Without the pictures, copy the entries below word for word.

[Start of EXTRACTED ENTRIES]

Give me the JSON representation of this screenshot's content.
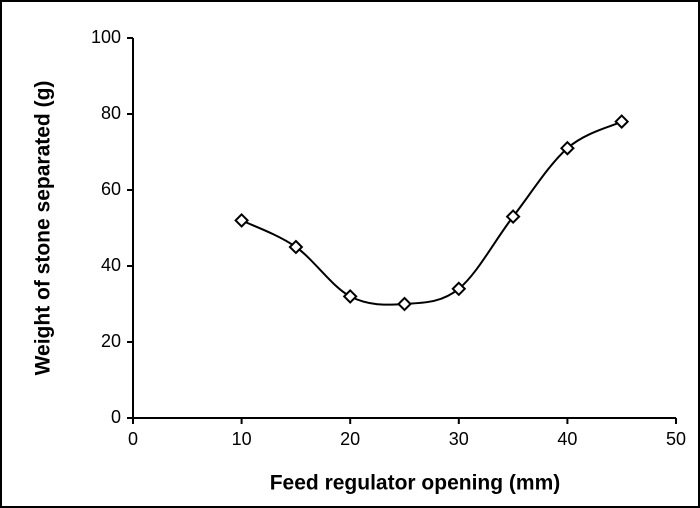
{
  "chart_data": {
    "type": "line",
    "x_label": "Feed regulator opening (mm)",
    "y_label": "Weight of stone separated (g)",
    "x": [
      10,
      15,
      20,
      25,
      30,
      35,
      40,
      45
    ],
    "series": [
      {
        "color": "#000000",
        "values": [
          52,
          45,
          32,
          30,
          34,
          53,
          71,
          78
        ]
      }
    ],
    "xlim": [
      0,
      50
    ],
    "xticks": [
      0,
      10,
      20,
      30,
      40,
      50
    ],
    "ylim": [
      0,
      100
    ],
    "yticks": [
      0,
      20,
      40,
      60,
      80,
      100
    ],
    "grid": false
  }
}
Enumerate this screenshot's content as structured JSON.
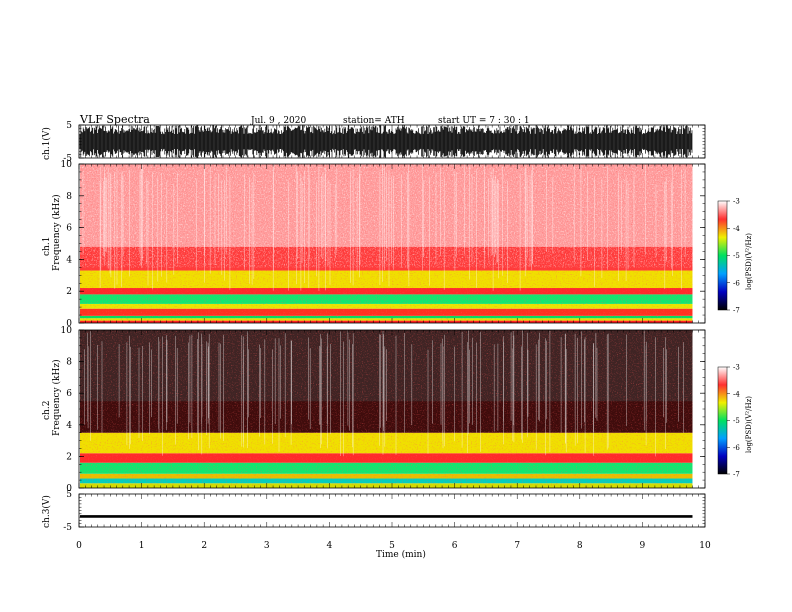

[End of EXTRACTED ENTRIES]

**ANSWER TO THE TASK**
Give me the JSON representation of this screenshot's content.
{
  "chart_data": {
    "type": "line",
    "x_label": "Feed regulator opening (mm)",
    "y_label": "Weight of stone separated (g)",
    "x": [
      10,
      15,
      20,
      25,
      30,
      35,
      40,
      45
    ],
    "series": [
      {
        "color": "#000000",
        "values": [
          52,
          45,
          32,
          30,
          34,
          53,
          71,
          78
        ]
      }
    ],
    "xlim": [
      0,
      50
    ],
    "xticks": [
      0,
      10,
      20,
      30,
      40,
      50
    ],
    "ylim": [
      0,
      100
    ],
    "yticks": [
      0,
      20,
      40,
      60,
      80,
      100
    ],
    "grid": false
  }
}
Enumerate this screenshot's content as structured JSON.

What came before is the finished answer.